• _OBJECTIVE_: Find the word "menghadapi" in the material below and gather every line that contains it.

##############################

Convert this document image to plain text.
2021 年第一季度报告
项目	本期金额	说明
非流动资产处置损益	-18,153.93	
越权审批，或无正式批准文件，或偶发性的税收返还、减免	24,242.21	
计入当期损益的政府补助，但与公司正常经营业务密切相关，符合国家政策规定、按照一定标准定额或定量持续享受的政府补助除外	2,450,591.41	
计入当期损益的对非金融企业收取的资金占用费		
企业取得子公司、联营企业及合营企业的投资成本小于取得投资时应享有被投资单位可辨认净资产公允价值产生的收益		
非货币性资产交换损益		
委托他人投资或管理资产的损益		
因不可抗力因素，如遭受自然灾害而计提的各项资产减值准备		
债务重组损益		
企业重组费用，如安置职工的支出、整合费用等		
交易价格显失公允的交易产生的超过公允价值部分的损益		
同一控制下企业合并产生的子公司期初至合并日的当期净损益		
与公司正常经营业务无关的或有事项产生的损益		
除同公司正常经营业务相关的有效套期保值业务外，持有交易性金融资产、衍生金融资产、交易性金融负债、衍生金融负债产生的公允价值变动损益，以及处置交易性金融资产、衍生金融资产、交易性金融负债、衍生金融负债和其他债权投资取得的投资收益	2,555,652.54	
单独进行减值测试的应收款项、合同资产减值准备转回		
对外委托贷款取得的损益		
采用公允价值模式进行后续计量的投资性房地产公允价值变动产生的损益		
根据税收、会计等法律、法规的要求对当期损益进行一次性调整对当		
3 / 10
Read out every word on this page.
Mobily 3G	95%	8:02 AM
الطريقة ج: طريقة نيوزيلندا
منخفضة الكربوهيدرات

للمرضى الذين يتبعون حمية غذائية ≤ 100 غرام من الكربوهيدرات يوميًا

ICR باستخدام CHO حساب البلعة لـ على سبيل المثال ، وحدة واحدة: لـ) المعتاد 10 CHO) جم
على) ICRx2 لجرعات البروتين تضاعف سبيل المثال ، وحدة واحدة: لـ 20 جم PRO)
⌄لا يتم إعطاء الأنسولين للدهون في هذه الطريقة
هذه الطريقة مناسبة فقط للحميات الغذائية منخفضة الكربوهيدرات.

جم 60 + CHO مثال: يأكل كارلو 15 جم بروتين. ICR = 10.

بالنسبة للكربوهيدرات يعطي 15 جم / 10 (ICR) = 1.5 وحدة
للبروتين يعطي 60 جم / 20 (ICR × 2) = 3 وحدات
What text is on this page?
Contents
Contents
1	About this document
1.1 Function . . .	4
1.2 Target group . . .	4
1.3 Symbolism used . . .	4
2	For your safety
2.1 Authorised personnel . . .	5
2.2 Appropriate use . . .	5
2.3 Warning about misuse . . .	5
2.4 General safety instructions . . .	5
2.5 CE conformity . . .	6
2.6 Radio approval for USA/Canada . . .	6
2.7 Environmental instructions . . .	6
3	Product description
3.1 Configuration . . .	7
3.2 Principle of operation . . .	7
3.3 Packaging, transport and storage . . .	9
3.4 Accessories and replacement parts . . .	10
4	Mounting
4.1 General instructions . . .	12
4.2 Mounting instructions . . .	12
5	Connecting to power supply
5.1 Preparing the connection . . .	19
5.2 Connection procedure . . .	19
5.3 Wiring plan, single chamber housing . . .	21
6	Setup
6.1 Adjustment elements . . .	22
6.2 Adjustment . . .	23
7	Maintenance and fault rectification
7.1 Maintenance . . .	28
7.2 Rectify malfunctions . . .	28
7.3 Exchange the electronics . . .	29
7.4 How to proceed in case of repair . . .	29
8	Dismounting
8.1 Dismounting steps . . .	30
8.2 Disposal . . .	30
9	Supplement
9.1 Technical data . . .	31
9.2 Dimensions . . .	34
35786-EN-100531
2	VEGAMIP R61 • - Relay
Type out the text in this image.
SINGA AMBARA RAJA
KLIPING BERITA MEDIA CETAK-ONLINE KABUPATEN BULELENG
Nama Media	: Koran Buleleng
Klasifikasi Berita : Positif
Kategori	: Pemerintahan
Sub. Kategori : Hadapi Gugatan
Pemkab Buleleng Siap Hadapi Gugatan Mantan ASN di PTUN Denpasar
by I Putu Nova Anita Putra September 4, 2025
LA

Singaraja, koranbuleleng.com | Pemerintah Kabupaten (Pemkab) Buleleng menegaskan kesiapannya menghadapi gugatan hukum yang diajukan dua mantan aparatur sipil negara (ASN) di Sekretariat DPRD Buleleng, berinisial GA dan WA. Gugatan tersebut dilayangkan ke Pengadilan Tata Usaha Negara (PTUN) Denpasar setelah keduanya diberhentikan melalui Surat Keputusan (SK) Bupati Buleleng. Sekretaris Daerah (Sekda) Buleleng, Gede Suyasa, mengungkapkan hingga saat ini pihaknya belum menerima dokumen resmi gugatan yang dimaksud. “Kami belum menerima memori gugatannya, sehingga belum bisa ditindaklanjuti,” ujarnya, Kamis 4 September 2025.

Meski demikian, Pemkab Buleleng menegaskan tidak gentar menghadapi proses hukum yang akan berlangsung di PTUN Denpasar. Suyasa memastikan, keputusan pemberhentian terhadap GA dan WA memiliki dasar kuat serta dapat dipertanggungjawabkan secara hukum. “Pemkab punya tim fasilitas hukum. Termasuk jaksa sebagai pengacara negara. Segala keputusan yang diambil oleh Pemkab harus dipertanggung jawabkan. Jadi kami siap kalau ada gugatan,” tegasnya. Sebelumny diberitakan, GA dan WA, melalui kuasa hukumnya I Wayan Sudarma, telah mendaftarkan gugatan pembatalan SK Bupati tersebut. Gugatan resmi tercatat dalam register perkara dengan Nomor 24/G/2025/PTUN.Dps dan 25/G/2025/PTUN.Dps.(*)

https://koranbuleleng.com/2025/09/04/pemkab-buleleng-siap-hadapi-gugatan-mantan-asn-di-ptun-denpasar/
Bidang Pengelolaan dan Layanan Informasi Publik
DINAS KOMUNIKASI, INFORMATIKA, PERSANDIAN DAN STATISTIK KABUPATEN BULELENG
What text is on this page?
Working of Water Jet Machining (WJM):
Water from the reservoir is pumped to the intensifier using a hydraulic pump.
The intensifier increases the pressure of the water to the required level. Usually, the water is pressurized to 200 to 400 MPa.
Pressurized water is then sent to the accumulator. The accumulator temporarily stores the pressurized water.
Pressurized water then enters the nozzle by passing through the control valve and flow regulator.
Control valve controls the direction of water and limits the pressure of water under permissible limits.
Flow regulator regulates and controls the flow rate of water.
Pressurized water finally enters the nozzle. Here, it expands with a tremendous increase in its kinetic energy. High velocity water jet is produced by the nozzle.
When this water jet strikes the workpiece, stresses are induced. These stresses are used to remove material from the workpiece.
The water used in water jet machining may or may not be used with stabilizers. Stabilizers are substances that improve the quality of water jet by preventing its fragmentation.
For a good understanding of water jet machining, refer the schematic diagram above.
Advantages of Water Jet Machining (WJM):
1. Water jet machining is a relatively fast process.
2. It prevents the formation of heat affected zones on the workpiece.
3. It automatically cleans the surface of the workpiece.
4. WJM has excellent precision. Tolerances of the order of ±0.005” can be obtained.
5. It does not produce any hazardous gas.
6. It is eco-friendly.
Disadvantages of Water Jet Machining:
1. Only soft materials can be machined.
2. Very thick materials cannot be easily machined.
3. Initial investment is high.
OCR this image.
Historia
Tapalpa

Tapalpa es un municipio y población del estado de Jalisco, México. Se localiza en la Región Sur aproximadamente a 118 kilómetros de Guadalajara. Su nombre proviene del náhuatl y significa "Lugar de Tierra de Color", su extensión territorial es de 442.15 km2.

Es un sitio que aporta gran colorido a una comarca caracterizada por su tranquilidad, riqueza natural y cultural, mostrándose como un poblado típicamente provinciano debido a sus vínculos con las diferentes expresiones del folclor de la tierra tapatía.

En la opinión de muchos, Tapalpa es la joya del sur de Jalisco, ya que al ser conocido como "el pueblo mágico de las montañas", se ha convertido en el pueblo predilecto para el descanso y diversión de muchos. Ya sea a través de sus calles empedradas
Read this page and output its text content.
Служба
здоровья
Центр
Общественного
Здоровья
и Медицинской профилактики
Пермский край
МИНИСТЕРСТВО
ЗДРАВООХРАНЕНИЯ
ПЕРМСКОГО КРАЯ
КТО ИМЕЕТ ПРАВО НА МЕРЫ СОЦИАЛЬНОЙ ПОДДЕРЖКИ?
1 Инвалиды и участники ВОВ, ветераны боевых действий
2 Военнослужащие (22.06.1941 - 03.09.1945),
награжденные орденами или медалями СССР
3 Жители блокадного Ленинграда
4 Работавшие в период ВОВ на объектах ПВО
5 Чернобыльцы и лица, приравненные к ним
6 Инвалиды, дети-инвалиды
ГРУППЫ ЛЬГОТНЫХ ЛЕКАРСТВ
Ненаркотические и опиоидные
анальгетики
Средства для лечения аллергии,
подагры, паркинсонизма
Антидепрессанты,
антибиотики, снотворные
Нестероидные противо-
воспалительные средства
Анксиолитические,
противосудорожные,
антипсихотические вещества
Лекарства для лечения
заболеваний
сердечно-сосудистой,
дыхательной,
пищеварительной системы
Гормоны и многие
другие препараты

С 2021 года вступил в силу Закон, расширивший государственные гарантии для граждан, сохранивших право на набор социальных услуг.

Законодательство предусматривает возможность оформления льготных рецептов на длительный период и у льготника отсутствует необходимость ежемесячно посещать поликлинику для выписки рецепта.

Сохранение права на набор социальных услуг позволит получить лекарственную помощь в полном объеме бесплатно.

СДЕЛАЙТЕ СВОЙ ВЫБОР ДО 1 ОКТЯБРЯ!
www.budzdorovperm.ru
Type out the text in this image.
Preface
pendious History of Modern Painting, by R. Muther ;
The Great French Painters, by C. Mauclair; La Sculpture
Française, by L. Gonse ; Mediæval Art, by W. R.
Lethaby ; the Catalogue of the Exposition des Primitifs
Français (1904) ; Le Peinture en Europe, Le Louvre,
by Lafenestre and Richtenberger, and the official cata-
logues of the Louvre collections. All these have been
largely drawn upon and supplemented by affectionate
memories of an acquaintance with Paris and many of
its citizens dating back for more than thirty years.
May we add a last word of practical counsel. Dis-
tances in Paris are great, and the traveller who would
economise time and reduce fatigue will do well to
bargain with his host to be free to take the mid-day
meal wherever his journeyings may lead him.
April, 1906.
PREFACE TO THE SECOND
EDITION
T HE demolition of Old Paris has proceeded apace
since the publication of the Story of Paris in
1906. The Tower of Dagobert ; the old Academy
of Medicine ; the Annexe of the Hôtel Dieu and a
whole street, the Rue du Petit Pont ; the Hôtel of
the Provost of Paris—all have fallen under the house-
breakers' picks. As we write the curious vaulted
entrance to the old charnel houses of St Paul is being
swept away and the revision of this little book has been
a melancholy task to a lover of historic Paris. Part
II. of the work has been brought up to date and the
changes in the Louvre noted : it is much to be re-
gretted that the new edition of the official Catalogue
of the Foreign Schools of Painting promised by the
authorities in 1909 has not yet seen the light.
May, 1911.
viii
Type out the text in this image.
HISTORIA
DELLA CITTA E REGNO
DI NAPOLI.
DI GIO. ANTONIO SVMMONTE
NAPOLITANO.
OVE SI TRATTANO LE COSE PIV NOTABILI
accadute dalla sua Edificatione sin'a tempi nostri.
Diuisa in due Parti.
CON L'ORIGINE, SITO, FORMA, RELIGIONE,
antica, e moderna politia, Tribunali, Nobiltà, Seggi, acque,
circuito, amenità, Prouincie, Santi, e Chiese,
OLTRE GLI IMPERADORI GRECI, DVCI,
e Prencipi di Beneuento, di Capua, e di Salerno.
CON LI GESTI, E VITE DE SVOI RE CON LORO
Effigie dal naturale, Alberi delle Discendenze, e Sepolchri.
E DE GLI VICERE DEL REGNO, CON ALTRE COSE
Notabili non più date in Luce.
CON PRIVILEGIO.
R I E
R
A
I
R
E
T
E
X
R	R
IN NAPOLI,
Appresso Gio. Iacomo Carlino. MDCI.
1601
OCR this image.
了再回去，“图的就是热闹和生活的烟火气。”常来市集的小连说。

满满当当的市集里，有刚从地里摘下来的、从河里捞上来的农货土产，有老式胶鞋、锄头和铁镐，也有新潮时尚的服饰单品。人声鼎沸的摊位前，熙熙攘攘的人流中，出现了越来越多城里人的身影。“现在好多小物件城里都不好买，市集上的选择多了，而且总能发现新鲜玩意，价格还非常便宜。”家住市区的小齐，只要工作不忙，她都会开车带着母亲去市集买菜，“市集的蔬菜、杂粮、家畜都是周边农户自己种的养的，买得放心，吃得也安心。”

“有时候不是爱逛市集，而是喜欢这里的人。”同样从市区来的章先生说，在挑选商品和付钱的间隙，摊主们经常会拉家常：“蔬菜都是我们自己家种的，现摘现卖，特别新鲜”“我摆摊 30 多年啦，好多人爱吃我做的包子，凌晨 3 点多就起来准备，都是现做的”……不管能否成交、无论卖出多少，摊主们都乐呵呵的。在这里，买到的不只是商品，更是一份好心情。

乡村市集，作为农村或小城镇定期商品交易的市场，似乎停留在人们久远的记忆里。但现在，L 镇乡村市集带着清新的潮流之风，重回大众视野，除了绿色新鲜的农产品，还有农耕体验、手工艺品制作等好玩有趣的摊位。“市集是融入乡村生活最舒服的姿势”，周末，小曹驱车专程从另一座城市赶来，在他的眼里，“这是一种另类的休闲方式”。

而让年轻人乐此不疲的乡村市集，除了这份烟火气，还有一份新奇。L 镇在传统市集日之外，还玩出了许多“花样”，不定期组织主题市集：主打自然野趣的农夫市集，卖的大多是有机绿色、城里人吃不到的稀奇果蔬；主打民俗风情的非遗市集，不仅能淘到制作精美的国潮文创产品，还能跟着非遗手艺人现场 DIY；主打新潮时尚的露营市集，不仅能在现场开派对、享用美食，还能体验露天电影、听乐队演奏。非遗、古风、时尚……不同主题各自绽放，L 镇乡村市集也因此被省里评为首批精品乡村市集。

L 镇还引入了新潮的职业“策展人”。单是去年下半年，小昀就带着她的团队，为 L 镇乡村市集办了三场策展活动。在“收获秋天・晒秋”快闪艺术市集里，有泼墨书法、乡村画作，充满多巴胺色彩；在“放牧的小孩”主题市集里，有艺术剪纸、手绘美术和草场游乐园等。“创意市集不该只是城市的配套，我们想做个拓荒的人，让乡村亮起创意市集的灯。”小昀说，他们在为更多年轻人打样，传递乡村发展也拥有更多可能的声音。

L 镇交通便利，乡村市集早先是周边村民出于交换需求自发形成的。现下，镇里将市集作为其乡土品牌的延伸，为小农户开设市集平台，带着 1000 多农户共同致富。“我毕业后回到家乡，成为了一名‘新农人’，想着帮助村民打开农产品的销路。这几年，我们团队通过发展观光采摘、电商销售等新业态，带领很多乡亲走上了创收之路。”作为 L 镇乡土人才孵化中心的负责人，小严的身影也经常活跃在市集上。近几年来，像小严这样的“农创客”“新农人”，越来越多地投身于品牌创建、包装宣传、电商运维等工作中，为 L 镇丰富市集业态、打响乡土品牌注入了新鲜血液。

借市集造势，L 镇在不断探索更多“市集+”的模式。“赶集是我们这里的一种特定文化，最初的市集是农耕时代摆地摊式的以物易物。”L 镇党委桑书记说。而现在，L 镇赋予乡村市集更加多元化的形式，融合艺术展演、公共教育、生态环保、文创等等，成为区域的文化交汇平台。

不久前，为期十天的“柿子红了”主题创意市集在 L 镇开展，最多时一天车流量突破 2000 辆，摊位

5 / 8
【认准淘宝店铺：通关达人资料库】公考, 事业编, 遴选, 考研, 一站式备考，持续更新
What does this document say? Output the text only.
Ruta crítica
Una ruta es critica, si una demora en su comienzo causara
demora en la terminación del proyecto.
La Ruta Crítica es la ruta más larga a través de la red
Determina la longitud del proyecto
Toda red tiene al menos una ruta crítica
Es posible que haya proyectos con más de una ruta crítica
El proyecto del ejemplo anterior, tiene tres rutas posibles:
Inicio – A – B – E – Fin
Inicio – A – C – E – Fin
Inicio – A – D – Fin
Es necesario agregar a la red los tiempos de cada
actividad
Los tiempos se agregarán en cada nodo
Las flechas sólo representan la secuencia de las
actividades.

##############################

• _WRITTEN ANSWER_:
Singaraja, koranbuleleng.com | Pemerintah Kabupaten (Pemkab) Buleleng menegaskan kesiapannya menghadapi gugatan hukum yang diajukan dua mantan aparatur sipil negara (ASN) di Sekretariat DPRD Buleleng, berinisial GA dan WA. Gugatan tersebut dilayangkan ke Pengadilan Tata Usaha Negara (PTUN) Denpasar setelah keduanya diberhentikan melalui Surat Keputusan (SK) Bupati Buleleng. Sekretaris Daerah (Sekda) Buleleng, Gede Suyasa, mengungkapkan hingga saat ini pihaknya belum menerima dokumen resmi gugatan yang dimaksud. “Kami belum menerima memori gugatannya, sehingga belum bisa ditindaklanjuti,” ujarnya, Kamis 4 September 2025.
Meski demikian, Pemkab Buleleng menegaskan tidak gentar menghadapi proses hukum yang akan berlangsung di PTUN Denpasar. Suyasa memastikan, keputusan pemberhentian terhadap GA dan WA memiliki dasar kuat serta dapat dipertanggungjawabkan secara hukum. “Pemkab punya tim fasilitas hukum. Termasuk jaksa sebagai pengacara negara. Segala keputusan yang diambil oleh Pemkab harus dipertanggung jawabkan. Jadi kami siap kalau ada gugatan,” tegasnya. Sebelumny diberitakan, GA dan WA, melalui kuasa hukumnya I Wayan Sudarma, telah mendaftarkan gugatan pembatalan SK Bupati tersebut. Gugatan resmi tercatat dalam register perkara dengan Nomor 24/G/2025/PTUN.Dps dan 25/G/2025/PTUN.Dps.(*)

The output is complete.